▶ _Problem_
Write out each line of the listing as it stands, without the images.

▶ _Extracted entries_
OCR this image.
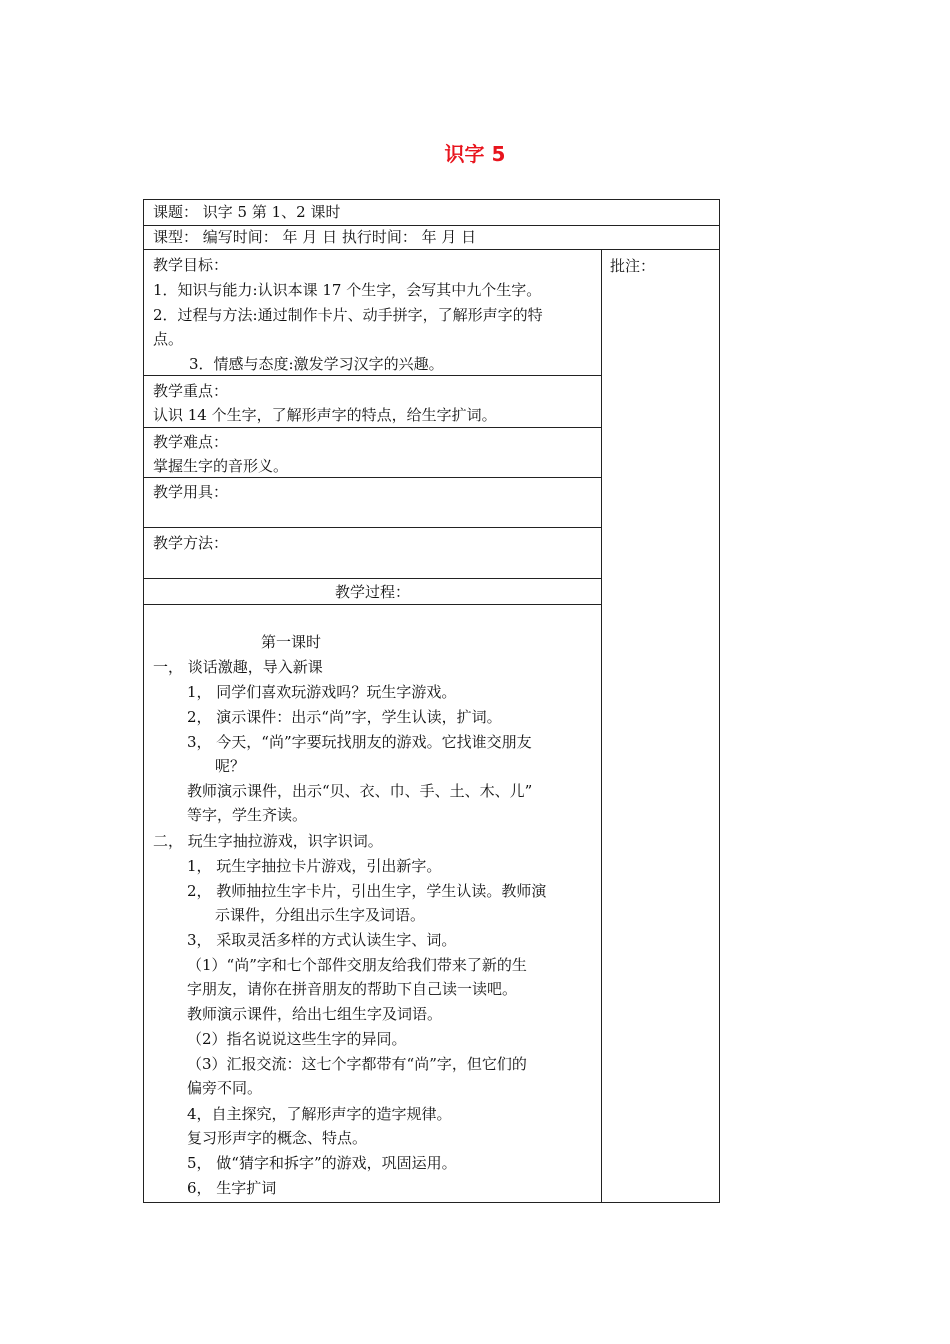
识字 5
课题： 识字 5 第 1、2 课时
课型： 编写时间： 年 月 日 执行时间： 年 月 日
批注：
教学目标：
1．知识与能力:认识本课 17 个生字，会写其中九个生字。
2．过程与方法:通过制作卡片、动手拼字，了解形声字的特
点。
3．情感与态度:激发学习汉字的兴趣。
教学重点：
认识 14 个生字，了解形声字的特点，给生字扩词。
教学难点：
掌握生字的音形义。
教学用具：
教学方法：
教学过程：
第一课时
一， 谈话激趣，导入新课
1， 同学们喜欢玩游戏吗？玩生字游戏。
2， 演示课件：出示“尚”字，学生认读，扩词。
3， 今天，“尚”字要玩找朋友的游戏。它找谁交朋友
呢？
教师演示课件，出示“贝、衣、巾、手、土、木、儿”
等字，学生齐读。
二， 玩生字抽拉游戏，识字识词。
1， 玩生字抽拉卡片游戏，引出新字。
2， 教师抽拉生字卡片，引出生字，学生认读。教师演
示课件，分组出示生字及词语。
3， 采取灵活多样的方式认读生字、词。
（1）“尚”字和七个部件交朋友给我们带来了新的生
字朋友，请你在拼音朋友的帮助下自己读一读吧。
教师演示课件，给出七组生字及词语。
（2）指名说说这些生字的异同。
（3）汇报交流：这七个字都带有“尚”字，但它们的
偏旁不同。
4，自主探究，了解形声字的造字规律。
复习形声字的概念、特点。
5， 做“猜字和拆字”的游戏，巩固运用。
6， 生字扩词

▶ _Solution for this exercise_
OCR this image.
识字 5
课题： 识字 5 第 1、2 课时
课型： 编写时间： 年 月 日 执行时间： 年 月 日
批注：
教学目标：
1．知识与能力:认识本课 17 个生字，会写其中九个生字。
2．过程与方法:通过制作卡片、动手拼字，了解形声字的特
点。
3．情感与态度:激发学习汉字的兴趣。
教学重点：
认识 14 个生字，了解形声字的特点，给生字扩词。
教学难点：
掌握生字的音形义。
教学用具：
教学方法：
教学过程：
第一课时
一， 谈话激趣，导入新课
1， 同学们喜欢玩游戏吗？玩生字游戏。
2， 演示课件：出示“尚”字，学生认读，扩词。
3， 今天，“尚”字要玩找朋友的游戏。它找谁交朋友
呢？
教师演示课件，出示“贝、衣、巾、手、土、木、儿”
等字，学生齐读。
二， 玩生字抽拉游戏，识字识词。
1， 玩生字抽拉卡片游戏，引出新字。
2， 教师抽拉生字卡片，引出生字，学生认读。教师演
示课件，分组出示生字及词语。
3， 采取灵活多样的方式认读生字、词。
（1）“尚”字和七个部件交朋友给我们带来了新的生
字朋友，请你在拼音朋友的帮助下自己读一读吧。
教师演示课件，给出七组生字及词语。
（2）指名说说这些生字的异同。
（3）汇报交流：这七个字都带有“尚”字，但它们的
偏旁不同。
4，自主探究，了解形声字的造字规律。
复习形声字的概念、特点。
5， 做“猜字和拆字”的游戏，巩固运用。
6， 生字扩词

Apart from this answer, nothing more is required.